In the records below, tally each line that contains the word "sprake" and give the total only.

■ Data extracts
%%
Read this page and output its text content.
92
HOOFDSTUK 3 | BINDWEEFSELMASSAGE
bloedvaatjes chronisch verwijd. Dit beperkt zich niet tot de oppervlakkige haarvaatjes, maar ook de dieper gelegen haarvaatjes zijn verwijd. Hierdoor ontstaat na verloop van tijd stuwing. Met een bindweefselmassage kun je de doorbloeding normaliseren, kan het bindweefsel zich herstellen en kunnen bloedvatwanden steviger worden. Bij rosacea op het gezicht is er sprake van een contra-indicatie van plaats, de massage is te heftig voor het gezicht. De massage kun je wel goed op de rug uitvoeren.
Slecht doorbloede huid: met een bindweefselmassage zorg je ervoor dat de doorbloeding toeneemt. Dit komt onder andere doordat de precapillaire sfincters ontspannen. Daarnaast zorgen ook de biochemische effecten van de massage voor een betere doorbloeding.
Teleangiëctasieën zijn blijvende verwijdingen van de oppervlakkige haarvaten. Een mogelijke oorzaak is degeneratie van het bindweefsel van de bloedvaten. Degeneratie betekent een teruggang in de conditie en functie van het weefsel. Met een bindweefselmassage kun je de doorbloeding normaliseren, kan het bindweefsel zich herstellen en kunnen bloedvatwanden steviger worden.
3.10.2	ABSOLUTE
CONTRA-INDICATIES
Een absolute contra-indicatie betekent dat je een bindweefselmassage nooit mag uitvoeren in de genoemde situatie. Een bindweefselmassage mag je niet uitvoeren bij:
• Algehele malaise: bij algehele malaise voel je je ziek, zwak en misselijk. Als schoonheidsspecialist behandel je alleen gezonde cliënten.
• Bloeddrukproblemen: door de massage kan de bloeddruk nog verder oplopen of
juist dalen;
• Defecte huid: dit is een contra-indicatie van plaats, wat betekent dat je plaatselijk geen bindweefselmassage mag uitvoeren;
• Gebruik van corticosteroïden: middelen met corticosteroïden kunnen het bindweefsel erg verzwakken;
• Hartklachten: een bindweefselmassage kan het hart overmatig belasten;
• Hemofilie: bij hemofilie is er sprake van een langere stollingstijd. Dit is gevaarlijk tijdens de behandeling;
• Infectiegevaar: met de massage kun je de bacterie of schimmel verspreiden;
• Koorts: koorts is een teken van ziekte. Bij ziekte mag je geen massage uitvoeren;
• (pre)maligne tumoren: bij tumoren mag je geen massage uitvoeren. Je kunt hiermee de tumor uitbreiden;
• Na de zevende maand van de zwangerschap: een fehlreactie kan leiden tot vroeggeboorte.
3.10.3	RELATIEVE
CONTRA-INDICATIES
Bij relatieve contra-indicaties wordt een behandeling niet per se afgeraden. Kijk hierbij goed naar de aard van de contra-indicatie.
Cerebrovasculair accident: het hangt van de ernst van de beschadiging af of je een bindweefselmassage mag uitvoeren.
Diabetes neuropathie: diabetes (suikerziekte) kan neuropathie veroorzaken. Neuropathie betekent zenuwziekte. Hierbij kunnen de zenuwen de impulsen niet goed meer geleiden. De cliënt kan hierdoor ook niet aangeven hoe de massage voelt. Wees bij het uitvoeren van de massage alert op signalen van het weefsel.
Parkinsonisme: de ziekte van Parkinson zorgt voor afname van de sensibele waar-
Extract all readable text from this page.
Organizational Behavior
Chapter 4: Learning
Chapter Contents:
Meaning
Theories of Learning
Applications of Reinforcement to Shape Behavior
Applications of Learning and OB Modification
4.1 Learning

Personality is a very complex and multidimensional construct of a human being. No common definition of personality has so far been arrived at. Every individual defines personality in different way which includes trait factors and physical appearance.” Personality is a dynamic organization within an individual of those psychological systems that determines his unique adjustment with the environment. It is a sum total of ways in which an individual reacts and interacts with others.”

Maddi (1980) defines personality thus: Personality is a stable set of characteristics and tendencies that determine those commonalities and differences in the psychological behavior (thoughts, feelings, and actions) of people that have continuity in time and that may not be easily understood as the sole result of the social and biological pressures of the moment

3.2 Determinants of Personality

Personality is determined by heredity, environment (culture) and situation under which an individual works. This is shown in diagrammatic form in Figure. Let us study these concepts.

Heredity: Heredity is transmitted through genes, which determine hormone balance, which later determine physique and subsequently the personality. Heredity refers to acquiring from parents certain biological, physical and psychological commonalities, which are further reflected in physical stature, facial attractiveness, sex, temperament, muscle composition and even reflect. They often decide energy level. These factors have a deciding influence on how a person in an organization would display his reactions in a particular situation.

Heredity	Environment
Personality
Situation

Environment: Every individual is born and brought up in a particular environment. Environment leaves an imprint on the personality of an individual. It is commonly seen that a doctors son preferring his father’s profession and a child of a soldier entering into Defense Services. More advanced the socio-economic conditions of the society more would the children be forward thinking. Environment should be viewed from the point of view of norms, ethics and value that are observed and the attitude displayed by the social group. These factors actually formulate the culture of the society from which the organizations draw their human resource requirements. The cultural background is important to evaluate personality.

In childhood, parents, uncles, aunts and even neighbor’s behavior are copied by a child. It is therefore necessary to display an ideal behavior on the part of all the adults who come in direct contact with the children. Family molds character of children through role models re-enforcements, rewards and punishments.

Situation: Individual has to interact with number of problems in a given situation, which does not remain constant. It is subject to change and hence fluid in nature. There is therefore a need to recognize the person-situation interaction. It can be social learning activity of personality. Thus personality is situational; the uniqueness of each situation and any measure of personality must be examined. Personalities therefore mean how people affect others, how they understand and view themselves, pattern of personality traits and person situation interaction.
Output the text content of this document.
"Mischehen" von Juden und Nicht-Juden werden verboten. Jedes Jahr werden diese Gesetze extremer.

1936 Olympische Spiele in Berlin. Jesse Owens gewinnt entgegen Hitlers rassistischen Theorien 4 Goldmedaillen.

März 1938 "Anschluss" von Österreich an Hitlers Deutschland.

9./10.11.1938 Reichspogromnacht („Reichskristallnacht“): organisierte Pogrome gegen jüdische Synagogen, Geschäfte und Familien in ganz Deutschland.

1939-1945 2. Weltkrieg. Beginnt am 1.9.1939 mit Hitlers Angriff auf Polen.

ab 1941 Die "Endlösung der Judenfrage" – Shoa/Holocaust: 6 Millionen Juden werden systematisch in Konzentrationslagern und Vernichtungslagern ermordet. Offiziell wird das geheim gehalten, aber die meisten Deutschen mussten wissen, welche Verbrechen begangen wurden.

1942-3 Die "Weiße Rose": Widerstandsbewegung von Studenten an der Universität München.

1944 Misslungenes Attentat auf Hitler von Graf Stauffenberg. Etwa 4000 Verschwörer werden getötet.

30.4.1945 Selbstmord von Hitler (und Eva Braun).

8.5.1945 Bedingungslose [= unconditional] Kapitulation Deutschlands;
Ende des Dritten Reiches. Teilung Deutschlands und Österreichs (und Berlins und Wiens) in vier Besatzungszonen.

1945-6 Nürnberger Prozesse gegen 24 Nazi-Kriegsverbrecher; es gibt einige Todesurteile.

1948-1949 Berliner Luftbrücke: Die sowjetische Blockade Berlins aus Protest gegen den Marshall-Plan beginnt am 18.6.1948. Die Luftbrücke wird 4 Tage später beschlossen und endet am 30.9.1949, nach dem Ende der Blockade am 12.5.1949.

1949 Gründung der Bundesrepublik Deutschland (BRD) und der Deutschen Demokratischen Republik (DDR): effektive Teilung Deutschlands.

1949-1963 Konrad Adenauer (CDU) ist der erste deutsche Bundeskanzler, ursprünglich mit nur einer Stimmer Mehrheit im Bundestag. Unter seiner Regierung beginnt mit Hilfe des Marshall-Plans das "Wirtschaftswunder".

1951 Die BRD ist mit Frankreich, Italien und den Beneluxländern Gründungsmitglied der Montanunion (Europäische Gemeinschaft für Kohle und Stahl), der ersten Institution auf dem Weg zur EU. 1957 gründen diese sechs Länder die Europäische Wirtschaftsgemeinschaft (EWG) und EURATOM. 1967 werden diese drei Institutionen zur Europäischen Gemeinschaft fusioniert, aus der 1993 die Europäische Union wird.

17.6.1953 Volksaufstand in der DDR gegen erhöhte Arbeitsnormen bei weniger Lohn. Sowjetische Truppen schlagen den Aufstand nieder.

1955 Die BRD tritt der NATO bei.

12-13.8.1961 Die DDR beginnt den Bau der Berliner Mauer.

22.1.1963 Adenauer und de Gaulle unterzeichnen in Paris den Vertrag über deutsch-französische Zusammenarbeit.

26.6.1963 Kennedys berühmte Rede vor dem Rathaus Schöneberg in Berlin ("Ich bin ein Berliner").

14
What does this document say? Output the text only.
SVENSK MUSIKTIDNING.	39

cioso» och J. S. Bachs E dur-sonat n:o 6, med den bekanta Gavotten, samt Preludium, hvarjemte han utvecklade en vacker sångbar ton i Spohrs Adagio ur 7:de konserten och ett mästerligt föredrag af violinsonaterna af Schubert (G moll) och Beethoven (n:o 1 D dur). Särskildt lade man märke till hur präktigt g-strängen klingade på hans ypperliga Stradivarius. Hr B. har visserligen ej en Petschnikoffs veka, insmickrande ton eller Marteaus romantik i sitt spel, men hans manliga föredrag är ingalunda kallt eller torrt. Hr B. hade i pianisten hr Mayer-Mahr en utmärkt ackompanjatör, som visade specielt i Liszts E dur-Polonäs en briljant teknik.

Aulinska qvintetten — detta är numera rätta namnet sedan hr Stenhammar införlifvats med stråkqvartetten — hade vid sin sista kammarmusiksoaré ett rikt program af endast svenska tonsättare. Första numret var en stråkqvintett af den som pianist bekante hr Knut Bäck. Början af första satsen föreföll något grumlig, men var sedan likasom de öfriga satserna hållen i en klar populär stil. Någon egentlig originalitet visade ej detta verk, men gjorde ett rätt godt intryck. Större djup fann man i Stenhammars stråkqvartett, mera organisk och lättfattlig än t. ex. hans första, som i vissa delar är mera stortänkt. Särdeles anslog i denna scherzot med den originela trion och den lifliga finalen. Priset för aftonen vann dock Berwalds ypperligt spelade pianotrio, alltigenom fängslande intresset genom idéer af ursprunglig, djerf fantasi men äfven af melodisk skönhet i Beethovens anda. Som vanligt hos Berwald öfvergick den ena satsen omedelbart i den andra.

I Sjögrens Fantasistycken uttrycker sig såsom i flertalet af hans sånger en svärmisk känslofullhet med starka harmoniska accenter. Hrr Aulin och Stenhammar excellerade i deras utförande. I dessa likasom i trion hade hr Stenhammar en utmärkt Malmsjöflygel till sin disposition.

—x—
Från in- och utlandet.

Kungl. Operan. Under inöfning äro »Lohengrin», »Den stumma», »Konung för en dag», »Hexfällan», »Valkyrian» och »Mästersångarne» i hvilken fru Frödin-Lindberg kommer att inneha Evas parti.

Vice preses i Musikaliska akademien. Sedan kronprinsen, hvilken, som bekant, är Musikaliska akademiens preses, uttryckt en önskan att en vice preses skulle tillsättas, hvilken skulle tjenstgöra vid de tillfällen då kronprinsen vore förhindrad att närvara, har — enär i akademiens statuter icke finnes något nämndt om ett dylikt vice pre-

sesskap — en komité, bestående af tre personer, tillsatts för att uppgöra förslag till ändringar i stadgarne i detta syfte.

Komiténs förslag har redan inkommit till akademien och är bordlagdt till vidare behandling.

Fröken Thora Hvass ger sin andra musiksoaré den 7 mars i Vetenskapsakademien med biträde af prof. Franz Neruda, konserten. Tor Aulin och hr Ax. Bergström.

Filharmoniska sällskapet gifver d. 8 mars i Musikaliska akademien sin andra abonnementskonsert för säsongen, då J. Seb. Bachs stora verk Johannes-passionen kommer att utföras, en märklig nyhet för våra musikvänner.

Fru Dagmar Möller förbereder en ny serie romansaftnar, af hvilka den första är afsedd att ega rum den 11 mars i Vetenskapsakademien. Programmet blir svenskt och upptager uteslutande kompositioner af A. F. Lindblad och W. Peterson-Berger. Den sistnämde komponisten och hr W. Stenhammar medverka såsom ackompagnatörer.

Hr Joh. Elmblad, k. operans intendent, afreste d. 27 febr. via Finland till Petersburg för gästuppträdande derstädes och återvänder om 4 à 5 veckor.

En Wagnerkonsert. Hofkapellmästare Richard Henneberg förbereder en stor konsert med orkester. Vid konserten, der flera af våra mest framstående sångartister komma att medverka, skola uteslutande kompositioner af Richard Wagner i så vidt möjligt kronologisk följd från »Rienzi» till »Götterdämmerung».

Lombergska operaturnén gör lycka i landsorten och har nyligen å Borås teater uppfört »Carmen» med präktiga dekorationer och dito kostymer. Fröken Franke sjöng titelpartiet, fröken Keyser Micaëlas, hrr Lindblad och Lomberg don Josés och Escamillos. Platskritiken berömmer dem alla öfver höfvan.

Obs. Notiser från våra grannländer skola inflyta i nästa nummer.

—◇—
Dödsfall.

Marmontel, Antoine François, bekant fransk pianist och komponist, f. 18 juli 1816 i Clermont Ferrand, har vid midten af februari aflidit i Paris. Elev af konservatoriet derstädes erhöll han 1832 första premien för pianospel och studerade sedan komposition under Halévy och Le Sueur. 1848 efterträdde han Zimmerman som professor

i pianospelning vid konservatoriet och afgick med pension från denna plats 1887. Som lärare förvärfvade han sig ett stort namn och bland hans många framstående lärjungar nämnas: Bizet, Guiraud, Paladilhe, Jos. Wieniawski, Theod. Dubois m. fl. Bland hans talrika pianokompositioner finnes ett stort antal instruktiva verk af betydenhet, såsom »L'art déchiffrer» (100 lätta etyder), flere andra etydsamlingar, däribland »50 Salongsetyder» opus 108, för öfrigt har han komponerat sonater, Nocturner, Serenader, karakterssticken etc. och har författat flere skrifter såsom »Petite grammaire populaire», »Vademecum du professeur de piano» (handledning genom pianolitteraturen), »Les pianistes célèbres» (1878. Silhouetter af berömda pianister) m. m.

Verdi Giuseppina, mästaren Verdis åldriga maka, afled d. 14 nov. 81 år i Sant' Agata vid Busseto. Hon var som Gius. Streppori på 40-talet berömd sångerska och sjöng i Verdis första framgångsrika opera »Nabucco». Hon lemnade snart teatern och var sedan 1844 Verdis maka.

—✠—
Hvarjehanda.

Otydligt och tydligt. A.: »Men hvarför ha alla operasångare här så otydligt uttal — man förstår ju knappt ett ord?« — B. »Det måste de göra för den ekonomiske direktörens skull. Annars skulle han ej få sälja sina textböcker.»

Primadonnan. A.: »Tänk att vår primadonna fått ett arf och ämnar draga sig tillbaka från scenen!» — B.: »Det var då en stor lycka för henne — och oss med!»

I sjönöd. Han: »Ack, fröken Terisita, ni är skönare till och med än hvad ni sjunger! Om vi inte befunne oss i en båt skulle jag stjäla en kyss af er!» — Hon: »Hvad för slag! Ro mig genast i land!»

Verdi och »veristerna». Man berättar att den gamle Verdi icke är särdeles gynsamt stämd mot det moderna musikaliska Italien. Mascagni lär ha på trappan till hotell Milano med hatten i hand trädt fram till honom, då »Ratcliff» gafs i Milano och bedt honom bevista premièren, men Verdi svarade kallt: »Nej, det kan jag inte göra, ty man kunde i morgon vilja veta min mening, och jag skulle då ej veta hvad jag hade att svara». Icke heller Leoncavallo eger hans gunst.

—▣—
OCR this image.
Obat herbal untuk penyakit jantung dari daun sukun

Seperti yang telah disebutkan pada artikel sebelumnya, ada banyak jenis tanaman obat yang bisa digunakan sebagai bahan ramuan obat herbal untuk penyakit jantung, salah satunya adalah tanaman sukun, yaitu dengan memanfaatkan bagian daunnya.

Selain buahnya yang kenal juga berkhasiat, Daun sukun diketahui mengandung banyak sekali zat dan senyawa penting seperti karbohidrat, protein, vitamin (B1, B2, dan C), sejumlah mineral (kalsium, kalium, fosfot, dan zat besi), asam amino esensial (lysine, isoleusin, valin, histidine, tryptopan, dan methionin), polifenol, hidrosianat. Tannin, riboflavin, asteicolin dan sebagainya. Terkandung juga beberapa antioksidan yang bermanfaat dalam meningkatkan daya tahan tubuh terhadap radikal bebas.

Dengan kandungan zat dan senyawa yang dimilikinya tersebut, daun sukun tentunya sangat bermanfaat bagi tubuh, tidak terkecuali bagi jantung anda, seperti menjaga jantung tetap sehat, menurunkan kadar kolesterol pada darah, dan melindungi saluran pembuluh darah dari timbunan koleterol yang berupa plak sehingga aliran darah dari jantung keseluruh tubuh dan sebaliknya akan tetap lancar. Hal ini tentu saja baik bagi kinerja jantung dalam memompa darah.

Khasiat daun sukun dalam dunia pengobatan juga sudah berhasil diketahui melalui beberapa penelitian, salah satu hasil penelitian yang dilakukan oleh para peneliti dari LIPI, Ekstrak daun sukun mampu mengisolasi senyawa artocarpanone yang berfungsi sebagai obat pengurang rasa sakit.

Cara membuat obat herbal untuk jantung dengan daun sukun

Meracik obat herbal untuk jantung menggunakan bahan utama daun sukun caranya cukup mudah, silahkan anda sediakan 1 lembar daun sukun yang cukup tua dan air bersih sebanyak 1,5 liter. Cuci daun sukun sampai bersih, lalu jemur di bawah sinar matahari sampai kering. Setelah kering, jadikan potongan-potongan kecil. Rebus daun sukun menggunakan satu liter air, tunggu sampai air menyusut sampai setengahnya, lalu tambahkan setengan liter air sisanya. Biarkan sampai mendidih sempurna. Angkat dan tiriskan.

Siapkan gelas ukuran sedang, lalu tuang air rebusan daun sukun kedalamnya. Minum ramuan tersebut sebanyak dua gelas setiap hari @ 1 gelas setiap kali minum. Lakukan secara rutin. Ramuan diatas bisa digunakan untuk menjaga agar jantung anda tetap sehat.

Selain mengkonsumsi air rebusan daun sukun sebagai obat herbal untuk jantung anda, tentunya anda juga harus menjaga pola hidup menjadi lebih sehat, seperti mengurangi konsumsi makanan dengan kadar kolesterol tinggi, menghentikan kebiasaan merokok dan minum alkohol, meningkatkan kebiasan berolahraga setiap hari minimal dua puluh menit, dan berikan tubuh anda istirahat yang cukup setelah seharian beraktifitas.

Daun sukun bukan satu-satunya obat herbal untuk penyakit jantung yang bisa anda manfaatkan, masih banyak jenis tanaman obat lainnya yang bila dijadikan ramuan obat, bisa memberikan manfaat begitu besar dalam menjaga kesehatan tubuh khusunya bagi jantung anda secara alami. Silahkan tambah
%%
■ Answer space
2